> **GIVEN PROBLEM**
The entries need to be copied exactly.

> **DATA EXTRACT**
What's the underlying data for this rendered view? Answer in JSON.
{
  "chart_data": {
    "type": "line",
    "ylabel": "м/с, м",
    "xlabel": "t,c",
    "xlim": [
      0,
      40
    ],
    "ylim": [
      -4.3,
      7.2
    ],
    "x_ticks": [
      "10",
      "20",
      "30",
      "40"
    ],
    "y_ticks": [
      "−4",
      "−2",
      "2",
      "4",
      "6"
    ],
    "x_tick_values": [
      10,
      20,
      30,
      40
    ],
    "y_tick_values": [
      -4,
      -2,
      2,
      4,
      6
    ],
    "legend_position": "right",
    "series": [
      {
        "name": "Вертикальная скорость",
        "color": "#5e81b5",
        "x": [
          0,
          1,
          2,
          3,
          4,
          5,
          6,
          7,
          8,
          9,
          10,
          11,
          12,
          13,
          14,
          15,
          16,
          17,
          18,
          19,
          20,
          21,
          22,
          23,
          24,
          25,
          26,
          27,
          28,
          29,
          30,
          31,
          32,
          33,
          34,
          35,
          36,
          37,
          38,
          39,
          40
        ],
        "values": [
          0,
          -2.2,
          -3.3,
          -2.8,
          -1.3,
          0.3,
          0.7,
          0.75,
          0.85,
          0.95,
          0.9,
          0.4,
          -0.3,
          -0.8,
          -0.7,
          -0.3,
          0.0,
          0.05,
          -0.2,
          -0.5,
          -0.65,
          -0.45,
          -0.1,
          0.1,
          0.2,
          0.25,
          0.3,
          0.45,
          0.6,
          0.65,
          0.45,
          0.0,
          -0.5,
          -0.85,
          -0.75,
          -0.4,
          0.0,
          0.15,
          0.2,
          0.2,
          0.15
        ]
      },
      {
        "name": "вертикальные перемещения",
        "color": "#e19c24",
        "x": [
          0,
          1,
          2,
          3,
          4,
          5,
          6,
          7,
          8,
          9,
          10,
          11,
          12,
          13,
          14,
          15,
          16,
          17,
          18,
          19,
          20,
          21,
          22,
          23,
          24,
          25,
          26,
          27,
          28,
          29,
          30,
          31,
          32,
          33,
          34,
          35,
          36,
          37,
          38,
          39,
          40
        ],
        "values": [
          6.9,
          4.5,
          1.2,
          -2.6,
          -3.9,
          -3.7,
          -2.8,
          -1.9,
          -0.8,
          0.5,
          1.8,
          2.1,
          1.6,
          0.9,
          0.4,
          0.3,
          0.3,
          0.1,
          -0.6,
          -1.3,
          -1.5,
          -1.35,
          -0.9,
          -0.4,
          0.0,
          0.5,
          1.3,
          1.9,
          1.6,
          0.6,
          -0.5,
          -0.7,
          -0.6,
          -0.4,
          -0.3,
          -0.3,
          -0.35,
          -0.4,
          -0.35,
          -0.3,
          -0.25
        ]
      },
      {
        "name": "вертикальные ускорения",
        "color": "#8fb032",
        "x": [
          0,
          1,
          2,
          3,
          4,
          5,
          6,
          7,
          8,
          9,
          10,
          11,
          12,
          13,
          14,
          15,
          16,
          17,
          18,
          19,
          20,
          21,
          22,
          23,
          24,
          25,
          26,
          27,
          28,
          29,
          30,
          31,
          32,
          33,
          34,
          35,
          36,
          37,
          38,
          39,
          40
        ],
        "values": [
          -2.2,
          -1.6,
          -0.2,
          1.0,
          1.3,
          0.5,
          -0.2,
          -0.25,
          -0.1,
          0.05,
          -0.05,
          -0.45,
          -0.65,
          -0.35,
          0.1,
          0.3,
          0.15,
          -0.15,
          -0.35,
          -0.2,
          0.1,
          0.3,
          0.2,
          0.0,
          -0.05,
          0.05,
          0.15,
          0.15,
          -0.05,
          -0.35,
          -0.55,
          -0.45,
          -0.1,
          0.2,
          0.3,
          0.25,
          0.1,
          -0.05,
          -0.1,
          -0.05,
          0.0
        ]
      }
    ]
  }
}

> **TASK ANSWER**
What's the underlying data for this rendered view? Answer in JSON.
{
  "chart_data": {
    "type": "line",
    "ylabel": "м/с, м",
    "xlabel": "t,c",
    "xlim": [
      0,
      40
    ],
    "ylim": [
      -4.3,
      7.2
    ],
    "x_ticks": [
      "10",
      "20",
      "30",
      "40"
    ],
    "y_ticks": [
      "−4",
      "−2",
      "2",
      "4",
      "6"
    ],
    "x_tick_values": [
      10,
      20,
      30,
      40
    ],
    "y_tick_values": [
      -4,
      -2,
      2,
      4,
      6
    ],
    "legend_position": "right",
    "series": [
      {
        "name": "Вертикальная скорость",
        "color": "#5e81b5",
        "x": [
          0,
          1,
          2,
          3,
          4,
          5,
          6,
          7,
          8,
          9,
          10,
          11,
          12,
          13,
          14,
          15,
          16,
          17,
          18,
          19,
          20,
          21,
          22,
          23,
          24,
          25,
          26,
          27,
          28,
          29,
          30,
          31,
          32,
          33,
          34,
          35,
          36,
          37,
          38,
          39,
          40
        ],
        "values": [
          0,
          -2.2,
          -3.3,
          -2.8,
          -1.3,
          0.3,
          0.7,
          0.75,
          0.85,
          0.95,
          0.9,
          0.4,
          -0.3,
          -0.8,
          -0.7,
          -0.3,
          0.0,
          0.05,
          -0.2,
          -0.5,
          -0.65,
          -0.45,
          -0.1,
          0.1,
          0.2,
          0.25,
          0.3,
          0.45,
          0.6,
          0.65,
          0.45,
          0.0,
          -0.5,
          -0.85,
          -0.75,
          -0.4,
          0.0,
          0.15,
          0.2,
          0.2,
          0.15
        ]
      },
      {
        "name": "вертикальные перемещения",
        "color": "#e19c24",
        "x": [
          0,
          1,
          2,
          3,
          4,
          5,
          6,
          7,
          8,
          9,
          10,
          11,
          12,
          13,
          14,
          15,
          16,
          17,
          18,
          19,
          20,
          21,
          22,
          23,
          24,
          25,
          26,
          27,
          28,
          29,
          30,
          31,
          32,
          33,
          34,
          35,
          36,
          37,
          38,
          39,
          40
        ],
        "values": [
          6.9,
          4.5,
          1.2,
          -2.6,
          -3.9,
          -3.7,
          -2.8,
          -1.9,
          -0.8,
          0.5,
          1.8,
          2.1,
          1.6,
          0.9,
          0.4,
          0.3,
          0.3,
          0.1,
          -0.6,
          -1.3,
          -1.5,
          -1.35,
          -0.9,
          -0.4,
          0.0,
          0.5,
          1.3,
          1.9,
          1.6,
          0.6,
          -0.5,
          -0.7,
          -0.6,
          -0.4,
          -0.3,
          -0.3,
          -0.35,
          -0.4,
          -0.35,
          -0.3,
          -0.25
        ]
      },
      {
        "name": "вертикальные ускорения",
        "color": "#8fb032",
        "x": [
          0,
          1,
          2,
          3,
          4,
          5,
          6,
          7,
          8,
          9,
          10,
          11,
          12,
          13,
          14,
          15,
          16,
          17,
          18,
          19,
          20,
          21,
          22,
          23,
          24,
          25,
          26,
          27,
          28,
          29,
          30,
          31,
          32,
          33,
          34,
          35,
          36,
          37,
          38,
          39,
          40
        ],
        "values": [
          -2.2,
          -1.6,
          -0.2,
          1.0,
          1.3,
          0.5,
          -0.2,
          -0.25,
          -0.1,
          0.05,
          -0.05,
          -0.45,
          -0.65,
          -0.35,
          0.1,
          0.3,
          0.15,
          -0.15,
          -0.35,
          -0.2,
          0.1,
          0.3,
          0.2,
          0.0,
          -0.05,
          0.05,
          0.15,
          0.15,
          -0.05,
          -0.35,
          -0.55,
          -0.45,
          -0.1,
          0.2,
          0.3,
          0.25,
          0.1,
          -0.05,
          -0.1,
          -0.05,
          0.0
        ]
      }
    ]
  }
}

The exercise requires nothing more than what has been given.